From the listing below, pick out each line with the word "ресурсов".

-- START Task input --

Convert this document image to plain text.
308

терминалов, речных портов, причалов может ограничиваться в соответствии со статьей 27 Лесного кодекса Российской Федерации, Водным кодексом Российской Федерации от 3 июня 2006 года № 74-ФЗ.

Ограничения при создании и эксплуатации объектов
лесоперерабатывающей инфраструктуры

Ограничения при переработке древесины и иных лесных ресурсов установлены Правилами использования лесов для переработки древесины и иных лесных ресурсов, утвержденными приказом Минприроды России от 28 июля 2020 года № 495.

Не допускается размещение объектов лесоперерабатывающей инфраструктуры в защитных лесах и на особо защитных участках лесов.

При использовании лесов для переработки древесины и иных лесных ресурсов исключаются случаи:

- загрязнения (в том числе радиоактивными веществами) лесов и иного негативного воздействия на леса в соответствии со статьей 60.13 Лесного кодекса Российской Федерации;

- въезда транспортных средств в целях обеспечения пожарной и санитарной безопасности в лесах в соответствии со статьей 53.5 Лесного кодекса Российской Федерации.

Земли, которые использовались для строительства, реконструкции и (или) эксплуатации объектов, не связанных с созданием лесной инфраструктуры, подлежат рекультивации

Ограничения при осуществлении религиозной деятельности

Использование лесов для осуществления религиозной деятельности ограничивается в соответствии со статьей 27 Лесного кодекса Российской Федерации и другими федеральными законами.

-- END Task input --
-- START Task input --

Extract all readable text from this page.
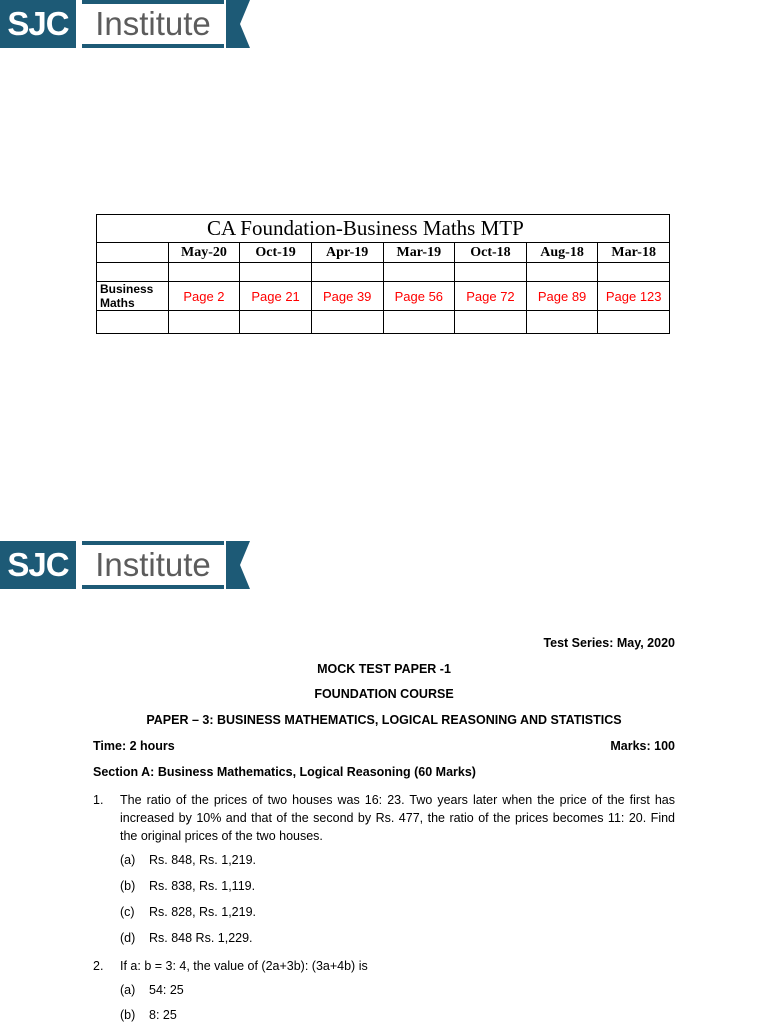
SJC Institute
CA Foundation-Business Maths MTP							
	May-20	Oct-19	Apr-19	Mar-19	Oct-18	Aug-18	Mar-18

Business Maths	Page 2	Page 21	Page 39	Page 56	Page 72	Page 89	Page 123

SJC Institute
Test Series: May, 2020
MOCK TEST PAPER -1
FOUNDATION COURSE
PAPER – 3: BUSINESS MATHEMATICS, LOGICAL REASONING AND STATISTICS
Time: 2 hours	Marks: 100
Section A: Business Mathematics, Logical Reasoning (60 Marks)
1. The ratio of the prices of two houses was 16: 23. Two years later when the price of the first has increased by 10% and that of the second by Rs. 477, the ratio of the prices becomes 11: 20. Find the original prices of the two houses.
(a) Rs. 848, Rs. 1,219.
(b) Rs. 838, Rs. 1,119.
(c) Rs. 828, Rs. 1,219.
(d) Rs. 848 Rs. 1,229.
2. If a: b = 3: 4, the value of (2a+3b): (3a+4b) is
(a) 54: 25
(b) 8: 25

-- END Task input --

Answer to this task
Ограничения при переработке древесины и иных лесных ресурсов установлены Правилами использования лесов для переработки древесины и иных лесных ресурсов, утвержденными приказом Минприроды России от 28 июля 2020 года № 495.
При использовании лесов для переработки древесины и иных лесных ресурсов исключаются случаи:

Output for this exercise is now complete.